**出題内容 1:**
退職をめぐる文章において、筆者が同僚からの攻撃に反発せず一人で耐え続けた理由を、文章に示された根拠に基づいて一〜三文で説明してください。
**出題内容 2:**
退職をめぐる文章を、最後の一文の後から書き継いでください。

**文書抜粋:**

········

人生を変えるライティング教室「天狼院ライティング・ゼミ」〜なぜ受講生が書いた記事が次々にバズを起こせるのか?賞を取れるのか?プロも通うのか?〜

記事:ゆた塾長(ライティング・ゼミ8月コース)
 
 
「一身上の理由により3月31日をもって退職します」
 
今から約15年前、私は長年勤めた職場を離れた。
その時期に退職を決断した直接のきっかけは、職場の人間関係である。
同じ業務を担当していた同僚から、私がやることなすことすべてに難癖をつけられ、人格までも攻撃される毎日。その同僚は、業務成績が非常に優秀な人物だったので、反旗を翻したところで、上司をはじめ私の見方をしてくれる者など誰一人いないだろうと、ただ一人、耐え続ける日々が続いた。
 
辞表を出してから退職するまでの約一か月、その同僚だけでなく全ての周囲の人々の視線は一層厳しく冷たいものとなり、一日も早くその場を去りたい気持ちが日増しに大きくなる。
 
その一方で、私は心の中に「ひそかな優越感」を持っていた。
退職すれば、しばらく充電期間を経て自ら新しい事業を立ち上げる計画があった。
死んだ目をしてあくせくと働く周囲の人々を横目に、私は独立に必要な能力も資金も十分に持ち合わせていると、その時は確信していた。
 
そして退職。
楽しみにしていた「充電期間」が始まり、起業に向けた準備を意気揚々と始める……
はずだった。
 
さあ、どうしたものか。
 
実際に事業を始めてみたがうまくいかないという話はよく聞くが、私の場合、まだ始める前から何をどう準備していいのかさっぱりわからない状況である。
例えるなら、マラソンのウオーミングアップ場で迷子になりスタート地点を探しながら右往左往する情けないランナーのような感じ。
 
このように、「何もしない・できない」日々が過ぎていく。
街を歩いていても、電車に乗っていても、行きかう人々を見渡しながら
もしかして、この中で、働いてないの俺だけ……?

········

**提供資料:**

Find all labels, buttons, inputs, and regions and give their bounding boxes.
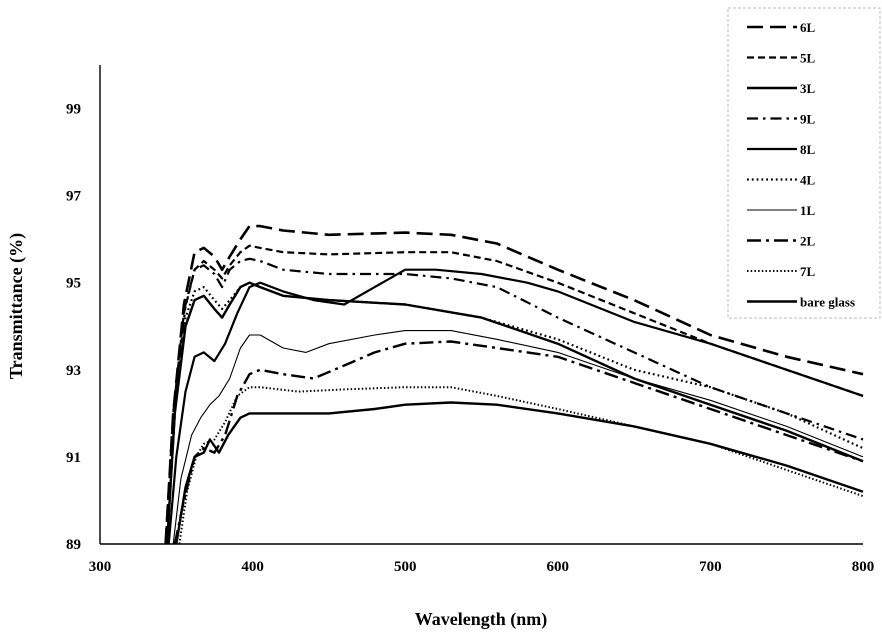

········

**想定解答 1:**
その同僚は業務成績が非常に優秀な人物だったため、筆者は反旗を翻しても上司をはじめ自分の側に立ってくれる者は誰一人いないだろうと考えていました。そのため、ただ一人で耐え続ける日々を送ることになりました。

**想定解答 2:**
と、否が応でもこの上ない劣等感・疎外感を感じてしまう。
 
もちろん、起業するには充電期間も準備期間も必要であるが、その社会から切り離されたような状況は、私の気持ちに思わぬところにまで影響を及ぼすことになる。
 
まず、人と会うのが苦痛になった。
私が退職して故郷に帰ってきたと知った叔父が「お寿司を用意するから食べにおいで。ビールもあるよ」と誘ってくれたが、丁重に断った。
会っても何の話をすればいいのだろう……。
せっかく誘ってくれたのに申し訳ない気持ちでいっぱいだったが、この歳になって親戚と会って話すことと言えば、やはりほとんどが仕事に関するものになる。
 
学生時代の後輩の結婚式には迷ったあげくに出席した。
慕ってくれている後輩が招待してくれたのだ。断るわけにはいかない。
披露宴には同じ大学の同期生、後輩が多数出席していて、ここでもやはり話題はといえば仕事がらみの報告会という、当時の私にとって耐えがたい状況が続く……。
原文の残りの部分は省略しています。